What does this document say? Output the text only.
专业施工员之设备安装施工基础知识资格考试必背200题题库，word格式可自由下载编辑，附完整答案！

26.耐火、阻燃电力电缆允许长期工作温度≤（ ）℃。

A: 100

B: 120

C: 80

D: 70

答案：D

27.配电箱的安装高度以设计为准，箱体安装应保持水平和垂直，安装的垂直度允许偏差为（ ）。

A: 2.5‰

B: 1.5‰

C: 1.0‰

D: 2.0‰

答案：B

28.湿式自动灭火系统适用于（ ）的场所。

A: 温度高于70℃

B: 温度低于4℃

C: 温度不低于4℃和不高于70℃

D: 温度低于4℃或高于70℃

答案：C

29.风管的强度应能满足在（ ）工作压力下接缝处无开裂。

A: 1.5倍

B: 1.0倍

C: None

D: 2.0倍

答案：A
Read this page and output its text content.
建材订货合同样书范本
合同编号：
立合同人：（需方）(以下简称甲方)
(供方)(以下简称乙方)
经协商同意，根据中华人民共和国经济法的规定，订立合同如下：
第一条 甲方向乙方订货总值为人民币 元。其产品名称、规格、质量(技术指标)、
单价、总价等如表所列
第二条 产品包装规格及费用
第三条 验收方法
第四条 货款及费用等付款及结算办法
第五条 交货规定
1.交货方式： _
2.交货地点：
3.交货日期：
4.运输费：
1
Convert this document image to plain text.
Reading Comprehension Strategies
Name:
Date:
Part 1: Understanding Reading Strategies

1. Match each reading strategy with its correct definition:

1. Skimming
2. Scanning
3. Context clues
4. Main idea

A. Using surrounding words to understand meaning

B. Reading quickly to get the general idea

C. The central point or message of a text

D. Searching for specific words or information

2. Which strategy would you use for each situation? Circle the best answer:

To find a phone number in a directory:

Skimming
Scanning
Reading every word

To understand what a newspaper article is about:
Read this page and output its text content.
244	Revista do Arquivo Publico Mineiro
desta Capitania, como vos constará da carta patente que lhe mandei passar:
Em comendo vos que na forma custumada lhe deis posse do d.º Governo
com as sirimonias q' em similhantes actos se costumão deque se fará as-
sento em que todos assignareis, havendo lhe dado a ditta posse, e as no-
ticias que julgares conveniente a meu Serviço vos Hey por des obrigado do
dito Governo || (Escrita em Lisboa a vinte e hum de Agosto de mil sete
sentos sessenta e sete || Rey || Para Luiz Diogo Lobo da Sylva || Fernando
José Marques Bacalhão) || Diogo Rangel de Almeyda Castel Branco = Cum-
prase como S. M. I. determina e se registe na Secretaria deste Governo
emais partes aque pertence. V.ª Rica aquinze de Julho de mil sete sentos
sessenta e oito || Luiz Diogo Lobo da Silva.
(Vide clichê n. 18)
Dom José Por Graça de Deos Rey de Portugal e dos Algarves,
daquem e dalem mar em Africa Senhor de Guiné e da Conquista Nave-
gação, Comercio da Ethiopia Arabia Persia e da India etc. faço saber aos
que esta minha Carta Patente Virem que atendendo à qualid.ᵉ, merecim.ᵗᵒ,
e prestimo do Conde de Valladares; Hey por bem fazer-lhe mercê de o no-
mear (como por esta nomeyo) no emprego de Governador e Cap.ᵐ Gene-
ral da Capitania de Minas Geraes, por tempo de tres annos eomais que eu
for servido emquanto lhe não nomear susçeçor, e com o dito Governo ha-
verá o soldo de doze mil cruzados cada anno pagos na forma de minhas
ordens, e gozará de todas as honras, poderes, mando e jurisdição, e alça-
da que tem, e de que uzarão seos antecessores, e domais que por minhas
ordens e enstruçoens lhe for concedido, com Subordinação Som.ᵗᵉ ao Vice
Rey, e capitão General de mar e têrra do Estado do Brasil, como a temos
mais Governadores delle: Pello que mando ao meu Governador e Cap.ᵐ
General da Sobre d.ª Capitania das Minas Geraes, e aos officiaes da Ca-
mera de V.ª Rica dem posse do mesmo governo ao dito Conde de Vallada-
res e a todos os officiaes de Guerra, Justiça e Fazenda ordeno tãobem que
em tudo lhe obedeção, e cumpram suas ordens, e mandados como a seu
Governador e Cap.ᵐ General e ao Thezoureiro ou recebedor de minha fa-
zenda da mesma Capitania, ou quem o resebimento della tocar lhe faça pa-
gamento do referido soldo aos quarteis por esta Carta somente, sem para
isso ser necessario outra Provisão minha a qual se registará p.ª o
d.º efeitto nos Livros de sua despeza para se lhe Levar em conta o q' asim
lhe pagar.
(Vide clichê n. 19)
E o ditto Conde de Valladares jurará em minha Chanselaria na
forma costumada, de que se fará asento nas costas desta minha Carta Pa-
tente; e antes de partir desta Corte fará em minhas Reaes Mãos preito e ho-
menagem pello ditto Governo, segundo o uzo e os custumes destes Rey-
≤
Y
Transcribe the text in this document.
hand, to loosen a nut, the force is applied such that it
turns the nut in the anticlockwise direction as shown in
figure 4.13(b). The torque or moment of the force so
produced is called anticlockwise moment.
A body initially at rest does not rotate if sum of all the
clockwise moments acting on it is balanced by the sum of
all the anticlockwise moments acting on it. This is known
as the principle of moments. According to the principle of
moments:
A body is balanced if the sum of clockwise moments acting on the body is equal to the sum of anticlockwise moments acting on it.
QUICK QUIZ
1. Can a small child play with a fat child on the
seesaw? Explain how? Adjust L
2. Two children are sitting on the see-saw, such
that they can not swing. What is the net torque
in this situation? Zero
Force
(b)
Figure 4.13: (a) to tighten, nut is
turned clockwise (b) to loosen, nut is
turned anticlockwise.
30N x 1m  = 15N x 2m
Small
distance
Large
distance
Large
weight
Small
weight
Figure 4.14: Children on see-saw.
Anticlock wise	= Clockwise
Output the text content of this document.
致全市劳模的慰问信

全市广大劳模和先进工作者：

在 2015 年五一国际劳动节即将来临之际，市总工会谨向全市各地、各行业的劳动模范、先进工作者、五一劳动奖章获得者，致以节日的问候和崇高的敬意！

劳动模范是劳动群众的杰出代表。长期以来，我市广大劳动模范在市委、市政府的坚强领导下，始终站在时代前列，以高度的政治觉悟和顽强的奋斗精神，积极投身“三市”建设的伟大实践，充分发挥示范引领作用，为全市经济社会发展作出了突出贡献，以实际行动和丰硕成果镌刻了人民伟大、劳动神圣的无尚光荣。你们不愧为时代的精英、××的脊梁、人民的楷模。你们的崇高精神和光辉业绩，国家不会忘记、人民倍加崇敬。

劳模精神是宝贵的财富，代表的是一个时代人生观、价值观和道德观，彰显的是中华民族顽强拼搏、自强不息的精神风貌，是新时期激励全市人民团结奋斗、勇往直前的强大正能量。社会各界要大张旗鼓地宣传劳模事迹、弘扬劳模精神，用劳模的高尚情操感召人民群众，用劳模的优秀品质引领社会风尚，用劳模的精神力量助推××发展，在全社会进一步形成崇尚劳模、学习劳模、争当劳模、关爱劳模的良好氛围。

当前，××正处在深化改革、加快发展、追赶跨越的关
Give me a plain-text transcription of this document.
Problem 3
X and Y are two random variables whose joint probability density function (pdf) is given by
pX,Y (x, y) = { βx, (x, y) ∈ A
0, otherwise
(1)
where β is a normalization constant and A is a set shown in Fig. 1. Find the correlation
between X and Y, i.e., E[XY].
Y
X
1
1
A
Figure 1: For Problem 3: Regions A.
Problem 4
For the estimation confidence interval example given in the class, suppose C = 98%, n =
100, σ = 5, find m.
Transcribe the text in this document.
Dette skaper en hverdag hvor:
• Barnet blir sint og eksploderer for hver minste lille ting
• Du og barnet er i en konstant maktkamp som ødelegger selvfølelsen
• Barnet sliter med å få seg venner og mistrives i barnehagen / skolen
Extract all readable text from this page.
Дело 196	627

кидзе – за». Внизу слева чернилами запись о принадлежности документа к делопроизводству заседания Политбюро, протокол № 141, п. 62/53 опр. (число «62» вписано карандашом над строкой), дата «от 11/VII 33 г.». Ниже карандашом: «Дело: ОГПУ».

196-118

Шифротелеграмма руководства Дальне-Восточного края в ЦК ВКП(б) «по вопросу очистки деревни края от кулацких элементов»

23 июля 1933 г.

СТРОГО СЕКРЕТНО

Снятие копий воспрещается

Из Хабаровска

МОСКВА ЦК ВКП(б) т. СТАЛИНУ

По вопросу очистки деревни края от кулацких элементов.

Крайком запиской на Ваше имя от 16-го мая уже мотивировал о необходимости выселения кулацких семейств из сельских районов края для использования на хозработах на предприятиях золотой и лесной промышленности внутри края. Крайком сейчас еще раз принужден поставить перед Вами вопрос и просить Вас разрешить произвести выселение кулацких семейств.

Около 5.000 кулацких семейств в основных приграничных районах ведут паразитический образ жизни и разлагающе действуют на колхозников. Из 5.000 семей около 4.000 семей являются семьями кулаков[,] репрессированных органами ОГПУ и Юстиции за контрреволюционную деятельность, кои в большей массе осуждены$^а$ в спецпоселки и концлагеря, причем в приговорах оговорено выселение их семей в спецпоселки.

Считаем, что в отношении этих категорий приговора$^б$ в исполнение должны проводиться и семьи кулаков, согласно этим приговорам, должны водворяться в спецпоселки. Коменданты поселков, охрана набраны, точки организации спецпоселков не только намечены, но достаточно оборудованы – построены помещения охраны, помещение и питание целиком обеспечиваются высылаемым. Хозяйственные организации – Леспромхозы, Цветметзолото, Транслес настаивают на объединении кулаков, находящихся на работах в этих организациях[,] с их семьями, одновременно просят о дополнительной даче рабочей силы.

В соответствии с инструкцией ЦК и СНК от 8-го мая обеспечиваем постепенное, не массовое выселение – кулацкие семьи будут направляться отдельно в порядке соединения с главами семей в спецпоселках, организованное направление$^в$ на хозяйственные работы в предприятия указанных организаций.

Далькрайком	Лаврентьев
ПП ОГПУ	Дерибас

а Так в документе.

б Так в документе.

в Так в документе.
****
Directions for this task ::
Search the preceding listing for "sessenta" and extract every line where it is found.

Answer to this task ::
sentos sessenta e sete || Rey || Para Luiz Diogo Lobo da Sylva || Fernando
sessenta e oito || Luiz Diogo Lobo da Silva.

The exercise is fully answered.